* Begin Records supplied *

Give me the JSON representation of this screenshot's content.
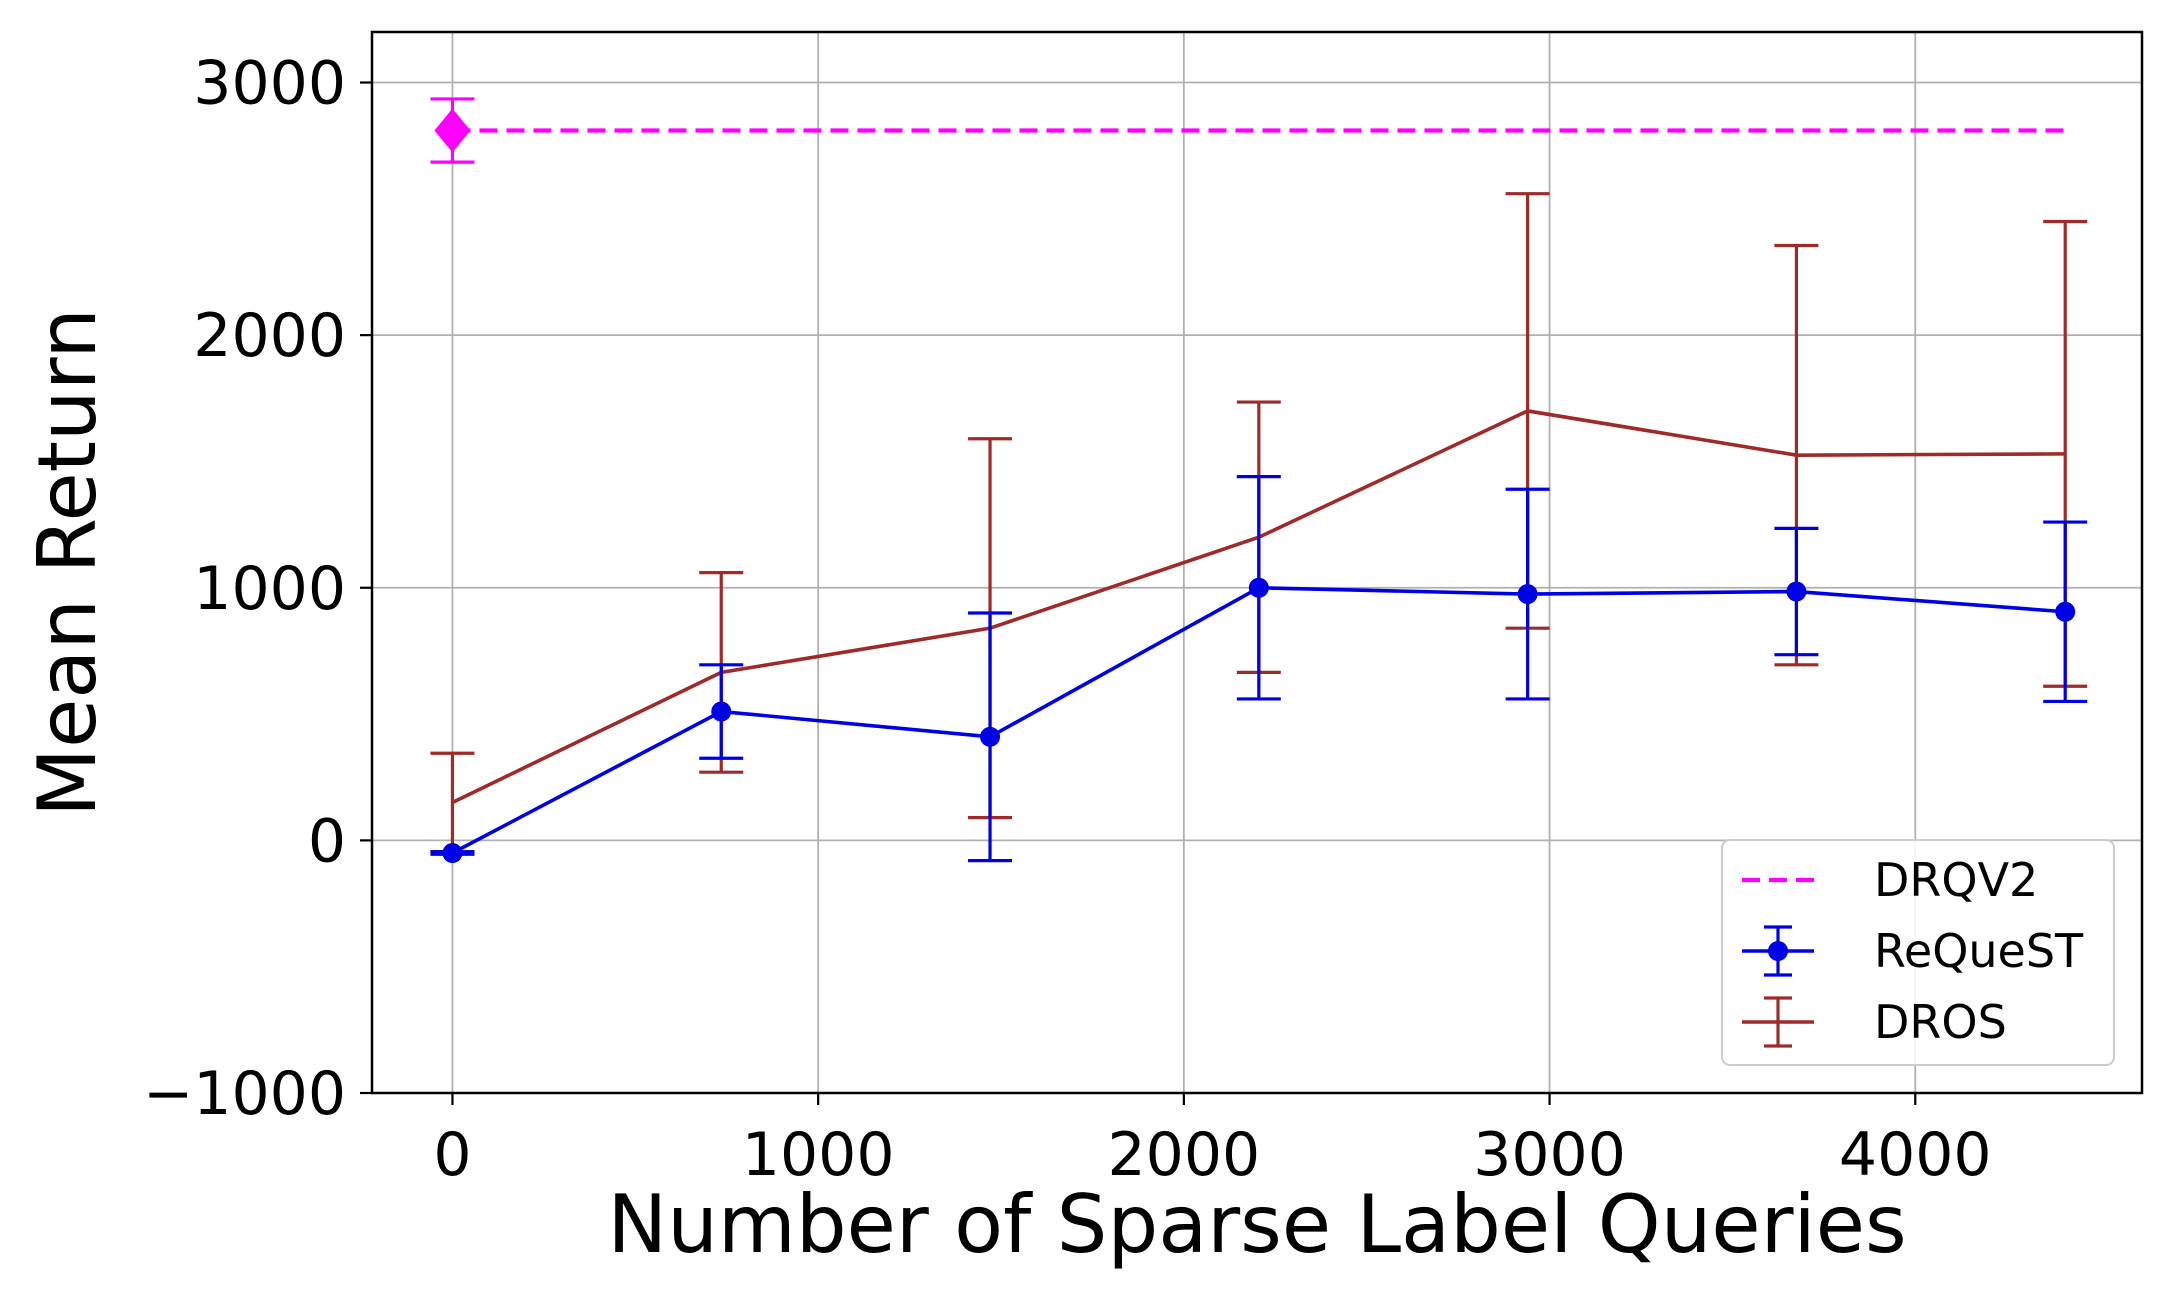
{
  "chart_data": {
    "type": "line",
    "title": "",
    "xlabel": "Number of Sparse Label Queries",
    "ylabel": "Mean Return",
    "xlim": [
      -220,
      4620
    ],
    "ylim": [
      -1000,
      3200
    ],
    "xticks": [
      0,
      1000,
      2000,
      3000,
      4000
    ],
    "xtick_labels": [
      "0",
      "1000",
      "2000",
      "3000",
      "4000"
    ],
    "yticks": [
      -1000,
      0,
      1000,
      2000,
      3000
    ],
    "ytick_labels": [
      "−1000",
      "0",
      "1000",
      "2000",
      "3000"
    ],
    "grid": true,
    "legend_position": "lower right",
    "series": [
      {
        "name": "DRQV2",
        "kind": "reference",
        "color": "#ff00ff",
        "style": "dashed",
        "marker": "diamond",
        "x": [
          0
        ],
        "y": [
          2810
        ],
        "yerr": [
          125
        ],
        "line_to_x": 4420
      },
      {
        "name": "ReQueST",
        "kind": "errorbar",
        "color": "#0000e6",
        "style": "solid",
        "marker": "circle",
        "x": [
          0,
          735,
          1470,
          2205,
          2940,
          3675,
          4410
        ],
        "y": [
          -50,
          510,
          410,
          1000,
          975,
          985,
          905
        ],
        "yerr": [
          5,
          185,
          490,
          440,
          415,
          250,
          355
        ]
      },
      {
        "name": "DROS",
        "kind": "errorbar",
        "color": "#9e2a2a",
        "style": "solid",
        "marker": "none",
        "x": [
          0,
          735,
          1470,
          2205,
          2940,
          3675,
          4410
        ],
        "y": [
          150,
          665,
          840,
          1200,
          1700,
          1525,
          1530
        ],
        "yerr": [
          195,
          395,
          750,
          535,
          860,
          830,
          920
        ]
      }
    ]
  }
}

* End Records supplied *

* [What you should do]:
For the entries above, state how many lines contain the word "color". Provide the number by itself.

* [Task answer]:
3